DESCRIPTION OF THE TASK — Can you write out all the lines word for word, with no pictures?

[MATERIALS PROVIDED start]

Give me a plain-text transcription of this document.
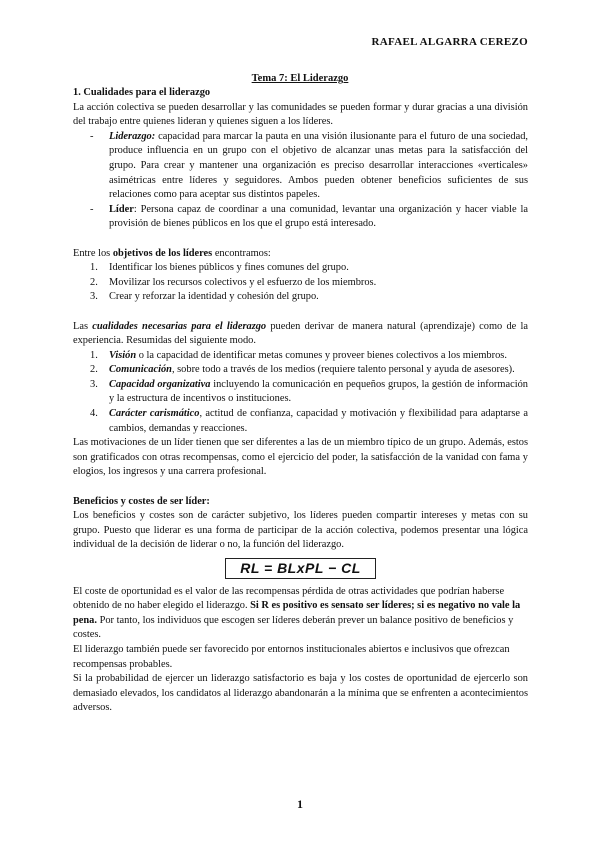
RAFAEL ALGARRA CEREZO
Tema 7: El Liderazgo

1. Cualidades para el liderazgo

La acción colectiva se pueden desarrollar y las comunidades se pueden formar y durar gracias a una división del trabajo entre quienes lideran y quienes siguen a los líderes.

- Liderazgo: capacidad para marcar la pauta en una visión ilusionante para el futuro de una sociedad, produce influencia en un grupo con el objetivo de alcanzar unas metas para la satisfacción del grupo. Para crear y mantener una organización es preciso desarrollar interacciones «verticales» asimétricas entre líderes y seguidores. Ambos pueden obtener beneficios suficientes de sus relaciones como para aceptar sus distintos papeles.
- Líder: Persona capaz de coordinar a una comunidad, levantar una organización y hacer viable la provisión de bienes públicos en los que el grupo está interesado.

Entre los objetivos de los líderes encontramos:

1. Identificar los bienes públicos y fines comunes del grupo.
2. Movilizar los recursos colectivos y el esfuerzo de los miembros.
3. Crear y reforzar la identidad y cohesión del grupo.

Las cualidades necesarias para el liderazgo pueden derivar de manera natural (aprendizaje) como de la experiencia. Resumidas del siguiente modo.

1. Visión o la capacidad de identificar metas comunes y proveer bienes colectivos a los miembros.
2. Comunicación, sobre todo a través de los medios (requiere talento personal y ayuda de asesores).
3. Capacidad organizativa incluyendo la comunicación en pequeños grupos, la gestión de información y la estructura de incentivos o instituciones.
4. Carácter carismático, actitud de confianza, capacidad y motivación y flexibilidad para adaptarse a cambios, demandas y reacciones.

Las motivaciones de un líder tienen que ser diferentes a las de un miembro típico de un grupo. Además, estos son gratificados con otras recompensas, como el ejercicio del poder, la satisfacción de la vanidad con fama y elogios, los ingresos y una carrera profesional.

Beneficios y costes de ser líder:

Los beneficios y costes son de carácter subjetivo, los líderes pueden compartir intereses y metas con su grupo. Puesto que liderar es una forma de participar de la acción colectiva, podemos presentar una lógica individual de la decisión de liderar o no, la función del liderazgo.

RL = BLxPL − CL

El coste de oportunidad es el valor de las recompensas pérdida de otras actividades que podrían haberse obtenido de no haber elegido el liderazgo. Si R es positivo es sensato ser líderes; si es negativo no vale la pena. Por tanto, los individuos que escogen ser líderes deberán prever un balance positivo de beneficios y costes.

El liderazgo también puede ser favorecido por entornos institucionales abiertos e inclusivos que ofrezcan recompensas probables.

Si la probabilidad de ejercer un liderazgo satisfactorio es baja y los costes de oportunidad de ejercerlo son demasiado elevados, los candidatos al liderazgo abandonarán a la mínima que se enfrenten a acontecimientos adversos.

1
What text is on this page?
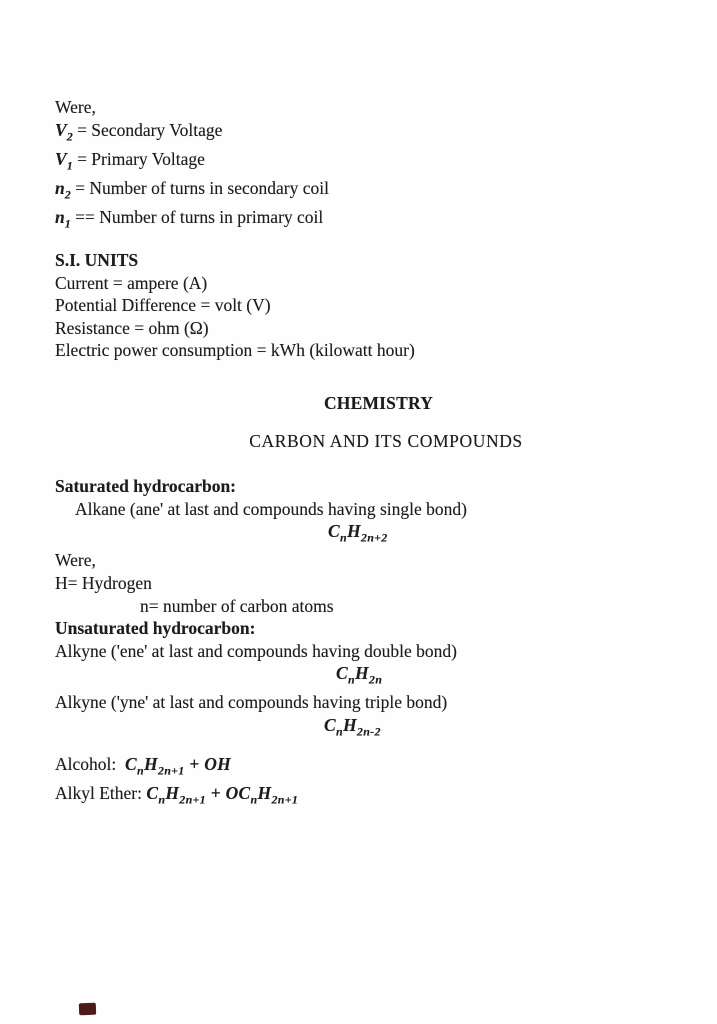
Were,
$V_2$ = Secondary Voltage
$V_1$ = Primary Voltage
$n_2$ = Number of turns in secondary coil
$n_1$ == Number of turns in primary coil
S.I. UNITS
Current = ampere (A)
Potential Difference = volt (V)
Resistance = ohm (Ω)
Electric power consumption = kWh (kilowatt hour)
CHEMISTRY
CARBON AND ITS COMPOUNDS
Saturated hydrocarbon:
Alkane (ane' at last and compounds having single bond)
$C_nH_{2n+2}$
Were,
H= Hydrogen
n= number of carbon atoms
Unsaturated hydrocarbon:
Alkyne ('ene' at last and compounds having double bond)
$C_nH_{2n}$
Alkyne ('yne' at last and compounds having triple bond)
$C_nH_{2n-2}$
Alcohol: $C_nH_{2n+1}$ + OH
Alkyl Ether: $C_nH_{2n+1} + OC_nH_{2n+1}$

[MATERIALS PROVIDED end]

IN RESPONSE —
Give me a plain-text transcription of this document.
RAFAEL ALGARRA CEREZO
Tema 7: El Liderazgo

1. Cualidades para el liderazgo

La acción colectiva se pueden desarrollar y las comunidades se pueden formar y durar gracias a una división del trabajo entre quienes lideran y quienes siguen a los líderes.

- Liderazgo: capacidad para marcar la pauta en una visión ilusionante para el futuro de una sociedad, produce influencia en un grupo con el objetivo de alcanzar unas metas para la satisfacción del grupo. Para crear y mantener una organización es preciso desarrollar interacciones «verticales» asimétricas entre líderes y seguidores. Ambos pueden obtener beneficios suficientes de sus relaciones como para aceptar sus distintos papeles.
- Líder: Persona capaz de coordinar a una comunidad, levantar una organización y hacer viable la provisión de bienes públicos en los que el grupo está interesado.

Entre los objetivos de los líderes encontramos:

1. Identificar los bienes públicos y fines comunes del grupo.
2. Movilizar los recursos colectivos y el esfuerzo de los miembros.
3. Crear y reforzar la identidad y cohesión del grupo.

Las cualidades necesarias para el liderazgo pueden derivar de manera natural (aprendizaje) como de la experiencia. Resumidas del siguiente modo.

1. Visión o la capacidad de identificar metas comunes y proveer bienes colectivos a los miembros.
2. Comunicación, sobre todo a través de los medios (requiere talento personal y ayuda de asesores).
3. Capacidad organizativa incluyendo la comunicación en pequeños grupos, la gestión de información y la estructura de incentivos o instituciones.
4. Carácter carismático, actitud de confianza, capacidad y motivación y flexibilidad para adaptarse a cambios, demandas y reacciones.

Las motivaciones de un líder tienen que ser diferentes a las de un miembro típico de un grupo. Además, estos son gratificados con otras recompensas, como el ejercicio del poder, la satisfacción de la vanidad con fama y elogios, los ingresos y una carrera profesional.

Beneficios y costes de ser líder:

Los beneficios y costes son de carácter subjetivo, los líderes pueden compartir intereses y metas con su grupo. Puesto que liderar es una forma de participar de la acción colectiva, podemos presentar una lógica individual de la decisión de liderar o no, la función del liderazgo.

RL = BLxPL − CL

El coste de oportunidad es el valor de las recompensas pérdida de otras actividades que podrían haberse obtenido de no haber elegido el liderazgo. Si R es positivo es sensato ser líderes; si es negativo no vale la pena. Por tanto, los individuos que escogen ser líderes deberán prever un balance positivo de beneficios y costes.

El liderazgo también puede ser favorecido por entornos institucionales abiertos e inclusivos que ofrezcan recompensas probables.

Si la probabilidad de ejercer un liderazgo satisfactorio es baja y los costes de oportunidad de ejercerlo son demasiado elevados, los candidatos al liderazgo abandonarán a la mínima que se enfrenten a acontecimientos adversos.

1
What text is on this page?
Were,
$V_2$ = Secondary Voltage
$V_1$ = Primary Voltage
$n_2$ = Number of turns in secondary coil
$n_1$ == Number of turns in primary coil
S.I. UNITS
Current = ampere (A)
Potential Difference = volt (V)
Resistance = ohm (Ω)
Electric power consumption = kWh (kilowatt hour)
CHEMISTRY
CARBON AND ITS COMPOUNDS
Saturated hydrocarbon:
Alkane (ane' at last and compounds having single bond)
$C_nH_{2n+2}$
Were,
H= Hydrogen
n= number of carbon atoms
Unsaturated hydrocarbon:
Alkyne ('ene' at last and compounds having double bond)
$C_nH_{2n}$
Alkyne ('yne' at last and compounds having triple bond)
$C_nH_{2n-2}$
Alcohol: $C_nH_{2n+1}$ + OH
Alkyl Ether: $C_nH_{2n+1} + OC_nH_{2n+1}$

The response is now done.